_What is being asked_.
Scan the data for "modified" and copy the lines it appears in.
###
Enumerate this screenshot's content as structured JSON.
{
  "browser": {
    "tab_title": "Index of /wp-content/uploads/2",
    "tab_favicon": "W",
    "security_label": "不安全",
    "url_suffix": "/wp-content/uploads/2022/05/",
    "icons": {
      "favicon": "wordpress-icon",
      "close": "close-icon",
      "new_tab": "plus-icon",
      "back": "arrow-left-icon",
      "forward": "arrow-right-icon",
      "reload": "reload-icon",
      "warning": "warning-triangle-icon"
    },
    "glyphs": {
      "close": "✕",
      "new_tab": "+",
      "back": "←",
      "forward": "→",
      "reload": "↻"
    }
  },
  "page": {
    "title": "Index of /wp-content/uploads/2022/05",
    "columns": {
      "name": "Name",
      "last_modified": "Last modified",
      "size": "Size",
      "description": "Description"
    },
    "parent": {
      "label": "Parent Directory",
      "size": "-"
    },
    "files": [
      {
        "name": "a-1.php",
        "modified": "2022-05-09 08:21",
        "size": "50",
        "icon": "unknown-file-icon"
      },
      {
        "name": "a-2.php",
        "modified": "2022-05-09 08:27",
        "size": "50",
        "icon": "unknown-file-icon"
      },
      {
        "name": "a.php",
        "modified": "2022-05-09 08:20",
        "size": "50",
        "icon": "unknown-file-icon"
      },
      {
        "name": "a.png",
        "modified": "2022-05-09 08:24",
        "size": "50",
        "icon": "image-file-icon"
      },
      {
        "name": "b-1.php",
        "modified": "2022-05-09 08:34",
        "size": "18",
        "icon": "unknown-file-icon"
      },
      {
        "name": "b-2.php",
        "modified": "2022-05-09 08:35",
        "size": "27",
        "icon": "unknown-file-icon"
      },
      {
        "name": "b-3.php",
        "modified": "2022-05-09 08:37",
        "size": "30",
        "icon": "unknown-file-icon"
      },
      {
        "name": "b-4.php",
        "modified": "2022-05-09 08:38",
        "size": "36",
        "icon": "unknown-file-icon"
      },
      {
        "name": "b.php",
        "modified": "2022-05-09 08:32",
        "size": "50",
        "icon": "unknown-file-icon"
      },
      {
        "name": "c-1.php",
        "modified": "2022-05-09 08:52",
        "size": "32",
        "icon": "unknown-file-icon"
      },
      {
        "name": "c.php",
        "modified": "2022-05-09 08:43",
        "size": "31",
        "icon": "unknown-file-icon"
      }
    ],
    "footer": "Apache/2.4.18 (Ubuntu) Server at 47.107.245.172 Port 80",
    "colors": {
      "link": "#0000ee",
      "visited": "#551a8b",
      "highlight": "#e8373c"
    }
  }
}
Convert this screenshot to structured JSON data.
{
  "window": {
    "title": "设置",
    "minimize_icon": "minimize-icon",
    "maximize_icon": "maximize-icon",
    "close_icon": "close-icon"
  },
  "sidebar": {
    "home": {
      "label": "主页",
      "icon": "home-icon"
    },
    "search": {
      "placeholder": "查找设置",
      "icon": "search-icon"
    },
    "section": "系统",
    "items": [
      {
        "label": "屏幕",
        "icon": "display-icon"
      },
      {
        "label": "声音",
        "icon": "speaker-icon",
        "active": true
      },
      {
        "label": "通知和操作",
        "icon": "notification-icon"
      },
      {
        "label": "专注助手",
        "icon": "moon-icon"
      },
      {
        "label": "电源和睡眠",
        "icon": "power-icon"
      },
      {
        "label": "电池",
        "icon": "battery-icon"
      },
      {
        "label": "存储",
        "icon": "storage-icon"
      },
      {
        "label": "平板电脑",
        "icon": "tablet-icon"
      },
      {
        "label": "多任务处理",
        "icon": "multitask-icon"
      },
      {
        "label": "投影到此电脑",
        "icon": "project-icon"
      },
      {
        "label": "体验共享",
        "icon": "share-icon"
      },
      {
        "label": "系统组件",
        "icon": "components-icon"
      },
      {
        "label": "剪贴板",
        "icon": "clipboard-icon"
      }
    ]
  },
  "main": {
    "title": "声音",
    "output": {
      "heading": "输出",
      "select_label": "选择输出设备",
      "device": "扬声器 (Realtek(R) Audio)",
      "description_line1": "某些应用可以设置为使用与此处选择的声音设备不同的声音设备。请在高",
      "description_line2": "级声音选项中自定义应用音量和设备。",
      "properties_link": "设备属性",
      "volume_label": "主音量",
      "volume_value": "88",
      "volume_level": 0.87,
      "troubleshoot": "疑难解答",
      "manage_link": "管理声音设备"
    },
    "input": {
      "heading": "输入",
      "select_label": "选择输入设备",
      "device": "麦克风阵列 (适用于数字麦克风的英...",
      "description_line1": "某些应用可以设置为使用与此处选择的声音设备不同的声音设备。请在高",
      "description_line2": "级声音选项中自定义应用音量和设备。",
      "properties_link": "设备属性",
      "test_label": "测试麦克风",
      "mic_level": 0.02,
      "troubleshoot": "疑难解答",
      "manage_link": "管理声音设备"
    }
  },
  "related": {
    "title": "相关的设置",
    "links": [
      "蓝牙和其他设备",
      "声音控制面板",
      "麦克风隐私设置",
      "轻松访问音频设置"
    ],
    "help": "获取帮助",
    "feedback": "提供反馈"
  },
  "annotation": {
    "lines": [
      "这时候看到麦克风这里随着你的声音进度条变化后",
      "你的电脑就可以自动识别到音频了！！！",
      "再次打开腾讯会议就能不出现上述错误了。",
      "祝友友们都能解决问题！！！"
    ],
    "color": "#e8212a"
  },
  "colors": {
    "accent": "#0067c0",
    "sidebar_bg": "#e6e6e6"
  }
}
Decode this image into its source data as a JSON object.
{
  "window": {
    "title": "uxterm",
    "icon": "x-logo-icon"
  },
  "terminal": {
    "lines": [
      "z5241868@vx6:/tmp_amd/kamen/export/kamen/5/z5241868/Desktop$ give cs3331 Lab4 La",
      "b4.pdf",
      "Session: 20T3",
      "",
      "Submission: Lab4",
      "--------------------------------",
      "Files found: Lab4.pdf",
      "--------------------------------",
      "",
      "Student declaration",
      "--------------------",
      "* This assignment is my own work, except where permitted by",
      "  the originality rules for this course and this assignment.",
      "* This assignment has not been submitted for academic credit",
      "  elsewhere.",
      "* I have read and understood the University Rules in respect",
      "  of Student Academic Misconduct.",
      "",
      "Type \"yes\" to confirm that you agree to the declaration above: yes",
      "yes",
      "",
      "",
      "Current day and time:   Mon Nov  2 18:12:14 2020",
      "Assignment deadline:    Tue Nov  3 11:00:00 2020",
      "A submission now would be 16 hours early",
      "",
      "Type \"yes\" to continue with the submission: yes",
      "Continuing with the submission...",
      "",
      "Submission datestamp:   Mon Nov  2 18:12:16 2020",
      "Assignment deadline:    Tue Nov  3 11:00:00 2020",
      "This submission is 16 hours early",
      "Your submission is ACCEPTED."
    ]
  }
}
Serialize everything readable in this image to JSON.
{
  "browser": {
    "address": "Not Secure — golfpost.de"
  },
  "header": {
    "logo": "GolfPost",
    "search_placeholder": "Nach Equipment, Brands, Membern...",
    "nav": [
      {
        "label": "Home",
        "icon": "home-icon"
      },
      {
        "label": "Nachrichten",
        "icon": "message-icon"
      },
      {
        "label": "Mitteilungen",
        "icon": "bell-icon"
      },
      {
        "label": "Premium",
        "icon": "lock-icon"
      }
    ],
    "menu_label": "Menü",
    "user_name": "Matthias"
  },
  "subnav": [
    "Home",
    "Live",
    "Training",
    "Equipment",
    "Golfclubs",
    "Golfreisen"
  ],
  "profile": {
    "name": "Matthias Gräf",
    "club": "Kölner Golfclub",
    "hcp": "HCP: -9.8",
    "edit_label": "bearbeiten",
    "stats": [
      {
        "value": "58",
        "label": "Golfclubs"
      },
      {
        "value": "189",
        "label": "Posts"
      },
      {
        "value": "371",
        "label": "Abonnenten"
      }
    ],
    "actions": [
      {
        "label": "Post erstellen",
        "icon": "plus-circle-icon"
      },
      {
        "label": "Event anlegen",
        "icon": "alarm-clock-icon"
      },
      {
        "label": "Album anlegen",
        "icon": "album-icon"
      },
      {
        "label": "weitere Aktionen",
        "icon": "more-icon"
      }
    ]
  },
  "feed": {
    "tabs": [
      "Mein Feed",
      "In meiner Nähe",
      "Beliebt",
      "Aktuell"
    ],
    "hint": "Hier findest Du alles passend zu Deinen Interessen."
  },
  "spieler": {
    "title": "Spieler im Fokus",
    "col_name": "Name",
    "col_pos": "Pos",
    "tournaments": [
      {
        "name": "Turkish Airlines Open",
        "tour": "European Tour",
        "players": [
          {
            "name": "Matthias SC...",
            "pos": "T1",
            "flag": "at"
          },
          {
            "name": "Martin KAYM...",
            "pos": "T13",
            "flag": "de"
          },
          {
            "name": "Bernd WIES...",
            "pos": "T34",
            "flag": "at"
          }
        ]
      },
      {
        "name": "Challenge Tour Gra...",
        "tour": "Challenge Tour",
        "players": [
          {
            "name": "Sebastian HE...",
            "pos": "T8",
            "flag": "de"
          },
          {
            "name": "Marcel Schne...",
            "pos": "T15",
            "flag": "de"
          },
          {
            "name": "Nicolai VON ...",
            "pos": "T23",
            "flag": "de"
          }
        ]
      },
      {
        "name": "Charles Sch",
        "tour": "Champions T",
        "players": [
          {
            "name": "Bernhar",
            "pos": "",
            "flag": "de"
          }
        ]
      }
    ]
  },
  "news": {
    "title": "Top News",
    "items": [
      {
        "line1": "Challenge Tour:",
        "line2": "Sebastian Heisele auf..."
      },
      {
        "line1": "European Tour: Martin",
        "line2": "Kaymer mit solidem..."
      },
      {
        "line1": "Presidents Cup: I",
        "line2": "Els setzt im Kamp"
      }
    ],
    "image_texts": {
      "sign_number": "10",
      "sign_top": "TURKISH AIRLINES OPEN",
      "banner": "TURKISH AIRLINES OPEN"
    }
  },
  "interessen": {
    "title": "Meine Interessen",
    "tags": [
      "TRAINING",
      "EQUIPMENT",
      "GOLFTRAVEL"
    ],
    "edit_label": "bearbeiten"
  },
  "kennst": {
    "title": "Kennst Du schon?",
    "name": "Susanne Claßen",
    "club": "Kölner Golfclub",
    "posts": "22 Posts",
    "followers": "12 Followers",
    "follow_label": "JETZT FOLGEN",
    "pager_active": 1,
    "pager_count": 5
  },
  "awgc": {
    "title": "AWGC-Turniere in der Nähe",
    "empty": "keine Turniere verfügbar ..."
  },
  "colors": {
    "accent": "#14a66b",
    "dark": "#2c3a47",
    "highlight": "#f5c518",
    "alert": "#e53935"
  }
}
###
_Response to this exercise_.
      "last_modified": "Last modified",
        "modified": "2022-05-09 08:21",
        "modified": "2022-05-09 08:27",
        "modified": "2022-05-09 08:20",
        "modified": "2022-05-09 08:24",
        "modified": "2022-05-09 08:34",
        "modified": "2022-05-09 08:35",
        "modified": "2022-05-09 08:37",
        "modified": "2022-05-09 08:38",
        "modified": "2022-05-09 08:32",
        "modified": "2022-05-09 08:52",
        "modified": "2022-05-09 08:43",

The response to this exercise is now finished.